Problem:
Please report every line from the material that contains the word "section".

Recorded data:
--- --- ---

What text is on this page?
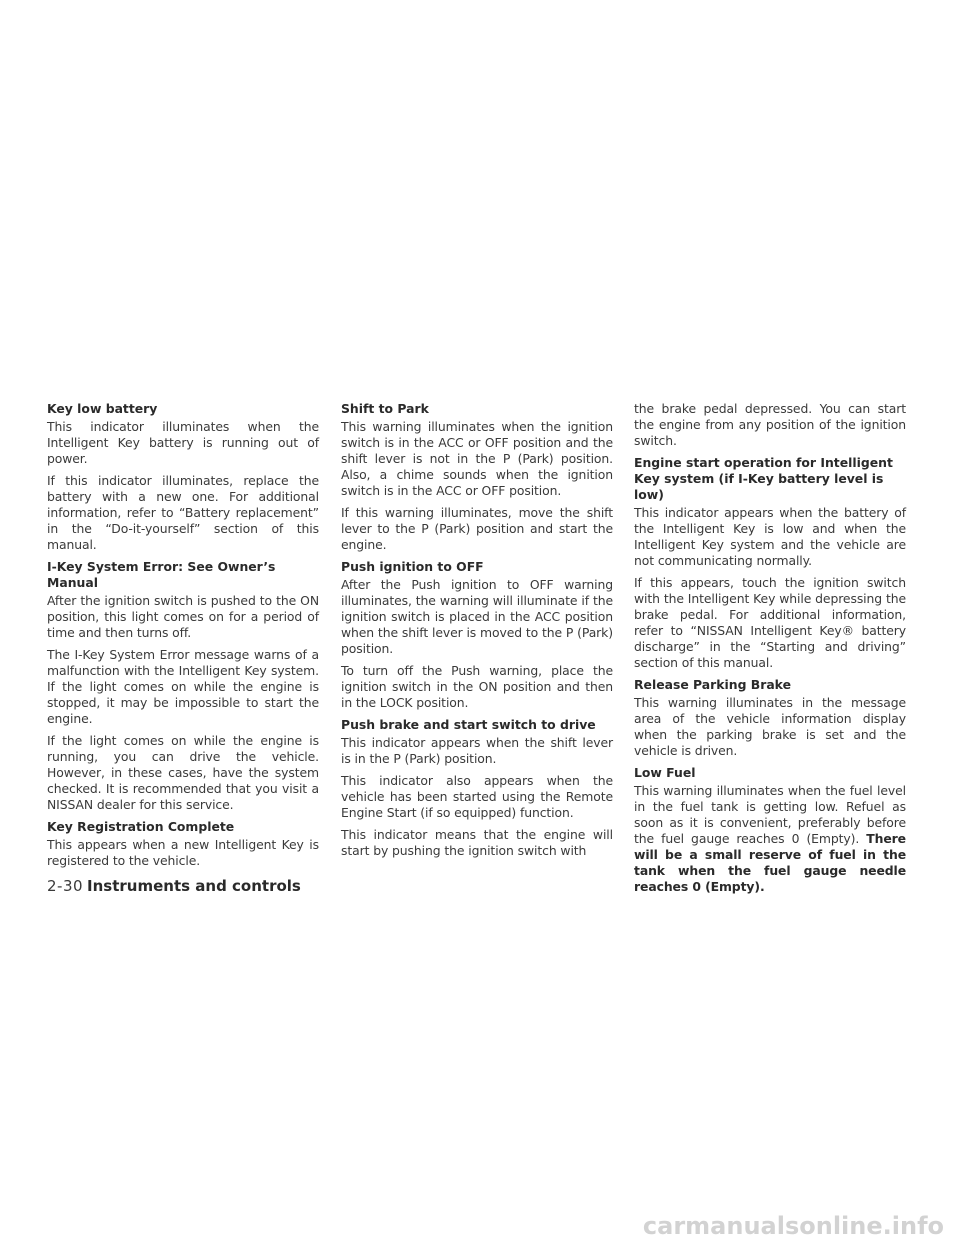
Key low battery

This indicator illuminates when the Intelligent Key battery is running out of power.

If this indicator illuminates, replace the battery with a new one. For additional information, refer to “Battery replacement” in the “Do-it-yourself” section of this manual.

I-Key System Error: See Owner’s Manual

After the ignition switch is pushed to the ON position, this light comes on for a period of time and then turns off.

The I-Key System Error message warns of a malfunction with the Intelligent Key system. If the light comes on while the engine is stopped, it may be impossible to start the engine.

If the light comes on while the engine is running, you can drive the vehicle. However, in these cases, have the system checked. It is recommended that you visit a NISSAN dealer for this service.

Key Registration Complete

This appears when a new Intelligent Key is registered to the vehicle.

Shift to Park

This warning illuminates when the ignition switch is in the ACC or OFF position and the shift lever is not in the P (Park) position. Also, a chime sounds when the ignition switch is in the ACC or OFF position.

If this warning illuminates, move the shift lever to the P (Park) position and start the engine.

Push ignition to OFF

After the Push ignition to OFF warning illuminates, the warning will illuminate if the ignition switch is placed in the ACC position when the shift lever is moved to the P (Park) position.

To turn off the Push warning, place the ignition switch in the ON position and then in the LOCK position.

Push brake and start switch to drive

This indicator appears when the shift lever is in the P (Park) position.

This indicator also appears when the vehicle has been started using the Remote Engine Start (if so equipped) function.

This indicator means that the engine will start by pushing the ignition switch with

the brake pedal depressed. You can start the engine from any position of the ignition switch.

Engine start operation for Intelligent Key system (if I-Key battery level is low)

This indicator appears when the battery of the Intelligent Key is low and when the Intelligent Key system and the vehicle are not communicating normally.

If this appears, touch the ignition switch with the Intelligent Key while depressing the brake pedal. For additional information, refer to “NISSAN Intelligent Key® battery discharge” in the “Starting and driving” section of this manual.

Release Parking Brake

This warning illuminates in the message area of the vehicle information display when the parking brake is set and the vehicle is driven.

Low Fuel

This warning illuminates when the fuel level in the fuel tank is getting low. Refuel as soon as it is convenient, preferably before the fuel gauge reaches 0 (Empty). There will be a small reserve of fuel in the tank when the fuel gauge needle reaches 0 (Empty).

2-30 Instruments and controls
carmanualsonline.info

--- --- ---

Output below:
If this indicator illuminates, replace the battery with a new one. For additional information, refer to “Battery replacement” in the “Do-it-yourself” section of this manual.
If this appears, touch the ignition switch with the Intelligent Key while depressing the brake pedal. For additional information, refer to “NISSAN Intelligent Key® battery discharge” in the “Starting and driving” section of this manual.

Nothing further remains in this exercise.